Exercise material:
--- BEGIN ---

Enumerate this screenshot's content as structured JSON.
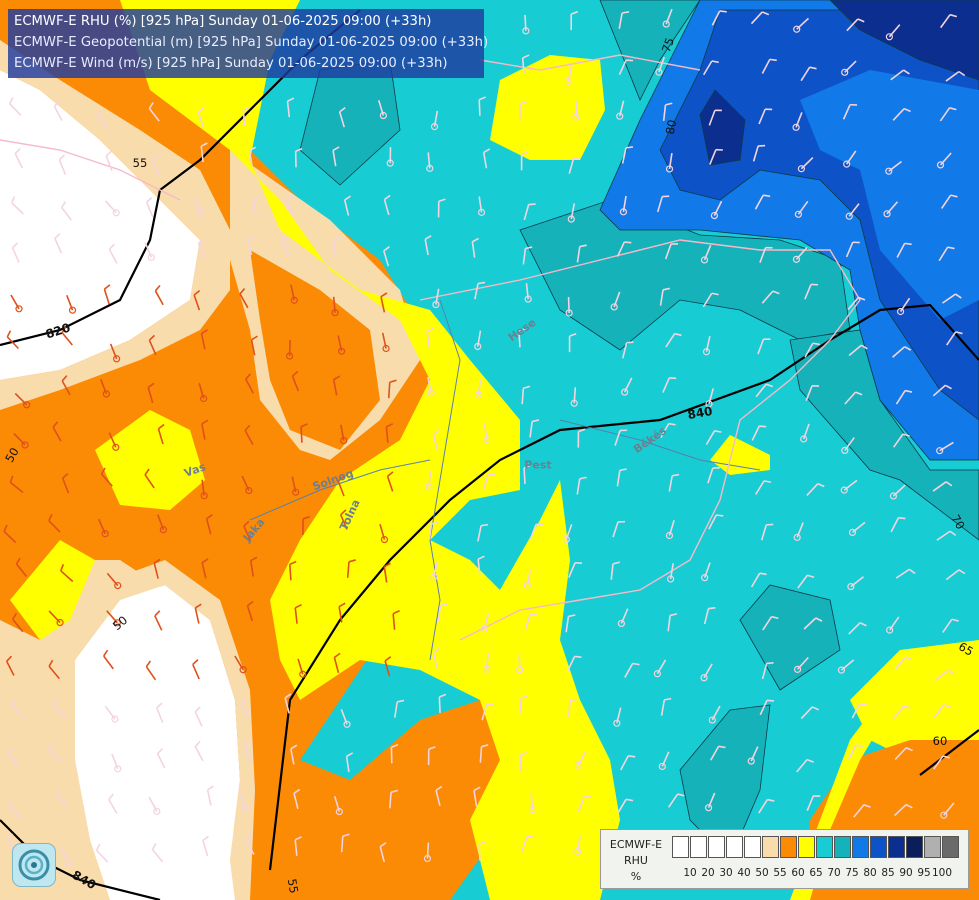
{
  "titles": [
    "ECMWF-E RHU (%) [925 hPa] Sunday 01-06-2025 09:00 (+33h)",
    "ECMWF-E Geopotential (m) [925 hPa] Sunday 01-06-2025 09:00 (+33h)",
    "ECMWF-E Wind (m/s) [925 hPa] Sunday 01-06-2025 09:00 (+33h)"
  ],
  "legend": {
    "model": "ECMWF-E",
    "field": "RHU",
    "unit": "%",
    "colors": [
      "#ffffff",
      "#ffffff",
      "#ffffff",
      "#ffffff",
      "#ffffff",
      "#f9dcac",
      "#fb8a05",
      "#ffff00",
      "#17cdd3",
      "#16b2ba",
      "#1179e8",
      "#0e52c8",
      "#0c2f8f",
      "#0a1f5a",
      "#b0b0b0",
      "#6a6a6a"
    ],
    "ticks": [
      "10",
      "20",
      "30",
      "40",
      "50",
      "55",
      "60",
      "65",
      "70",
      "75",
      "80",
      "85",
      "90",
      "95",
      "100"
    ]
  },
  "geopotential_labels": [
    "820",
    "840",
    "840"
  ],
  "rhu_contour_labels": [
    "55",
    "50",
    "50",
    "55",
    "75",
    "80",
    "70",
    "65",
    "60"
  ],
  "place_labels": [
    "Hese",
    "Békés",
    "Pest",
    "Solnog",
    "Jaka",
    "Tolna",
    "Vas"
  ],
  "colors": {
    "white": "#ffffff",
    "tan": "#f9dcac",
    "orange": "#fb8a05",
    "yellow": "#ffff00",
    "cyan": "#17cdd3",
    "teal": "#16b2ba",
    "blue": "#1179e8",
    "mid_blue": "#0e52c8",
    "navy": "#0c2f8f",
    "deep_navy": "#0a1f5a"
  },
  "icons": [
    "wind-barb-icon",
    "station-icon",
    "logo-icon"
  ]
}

--- END ---

Stated exercise:
Without including any pictures, reproduce the listing exactly.

Result for this task:
Enumerate this screenshot's content as structured JSON.
{
  "titles": [
    "ECMWF-E RHU (%) [925 hPa] Sunday 01-06-2025 09:00 (+33h)",
    "ECMWF-E Geopotential (m) [925 hPa] Sunday 01-06-2025 09:00 (+33h)",
    "ECMWF-E Wind (m/s) [925 hPa] Sunday 01-06-2025 09:00 (+33h)"
  ],
  "legend": {
    "model": "ECMWF-E",
    "field": "RHU",
    "unit": "%",
    "colors": [
      "#ffffff",
      "#ffffff",
      "#ffffff",
      "#ffffff",
      "#ffffff",
      "#f9dcac",
      "#fb8a05",
      "#ffff00",
      "#17cdd3",
      "#16b2ba",
      "#1179e8",
      "#0e52c8",
      "#0c2f8f",
      "#0a1f5a",
      "#b0b0b0",
      "#6a6a6a"
    ],
    "ticks": [
      "10",
      "20",
      "30",
      "40",
      "50",
      "55",
      "60",
      "65",
      "70",
      "75",
      "80",
      "85",
      "90",
      "95",
      "100"
    ]
  },
  "geopotential_labels": [
    "820",
    "840",
    "840"
  ],
  "rhu_contour_labels": [
    "55",
    "50",
    "50",
    "55",
    "75",
    "80",
    "70",
    "65",
    "60"
  ],
  "place_labels": [
    "Hese",
    "Békés",
    "Pest",
    "Solnog",
    "Jaka",
    "Tolna",
    "Vas"
  ],
  "colors": {
    "white": "#ffffff",
    "tan": "#f9dcac",
    "orange": "#fb8a05",
    "yellow": "#ffff00",
    "cyan": "#17cdd3",
    "teal": "#16b2ba",
    "blue": "#1179e8",
    "mid_blue": "#0e52c8",
    "navy": "#0c2f8f",
    "deep_navy": "#0a1f5a"
  },
  "icons": [
    "wind-barb-icon",
    "station-icon",
    "logo-icon"
  ]
}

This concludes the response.